WHAT YOU WILL DO: Retype the records below exactly as they appear.

[start]

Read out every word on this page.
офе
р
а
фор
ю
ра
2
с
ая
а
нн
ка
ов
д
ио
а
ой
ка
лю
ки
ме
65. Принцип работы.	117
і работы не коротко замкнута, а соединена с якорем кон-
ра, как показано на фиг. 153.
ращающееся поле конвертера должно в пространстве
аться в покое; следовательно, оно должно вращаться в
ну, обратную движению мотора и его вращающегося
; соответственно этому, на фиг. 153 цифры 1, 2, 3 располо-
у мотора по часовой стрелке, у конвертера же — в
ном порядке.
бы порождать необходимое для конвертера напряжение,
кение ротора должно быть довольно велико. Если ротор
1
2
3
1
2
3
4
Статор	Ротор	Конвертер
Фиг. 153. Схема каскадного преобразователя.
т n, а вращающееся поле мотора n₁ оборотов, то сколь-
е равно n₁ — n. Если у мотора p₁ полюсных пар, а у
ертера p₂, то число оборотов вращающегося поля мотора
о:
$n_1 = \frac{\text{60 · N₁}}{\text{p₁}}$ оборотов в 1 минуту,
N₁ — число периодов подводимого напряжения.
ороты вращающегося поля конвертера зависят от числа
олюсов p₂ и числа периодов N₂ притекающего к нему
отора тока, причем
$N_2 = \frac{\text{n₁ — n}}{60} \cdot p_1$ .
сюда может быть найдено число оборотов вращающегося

[end]

SOLUTION FOR THIS TASK:
Read out every word on this page.
офе
р
а
фор
ю
ра
2
с
ая
а
нн
ка
ов
д
ио
а
ой
ка
лю
ки
ме
65. Принцип работы.	117
і работы не коротко замкнута, а соединена с якорем кон-
ра, как показано на фиг. 153.
ращающееся поле конвертера должно в пространстве
аться в покое; следовательно, оно должно вращаться в
ну, обратную движению мотора и его вращающегося
; соответственно этому, на фиг. 153 цифры 1, 2, 3 располо-
у мотора по часовой стрелке, у конвертера же — в
ном порядке.
бы порождать необходимое для конвертера напряжение,
кение ротора должно быть довольно велико. Если ротор
1
2
3
1
2
3
4
Статор	Ротор	Конвертер
Фиг. 153. Схема каскадного преобразователя.
т n, а вращающееся поле мотора n₁ оборотов, то сколь-
е равно n₁ — n. Если у мотора p₁ полюсных пар, а у
ертера p₂, то число оборотов вращающегося поля мотора
о:
$n_1 = \frac{\text{60 · N₁}}{\text{p₁}}$ оборотов в 1 минуту,
N₁ — число периодов подводимого напряжения.
ороты вращающегося поля конвертера зависят от числа
олюсов p₂ и числа периодов N₂ притекающего к нему
отора тока, причем
$N_2 = \frac{\text{n₁ — n}}{60} \cdot p_1$ .
сюда может быть найдено число оборотов вращающегося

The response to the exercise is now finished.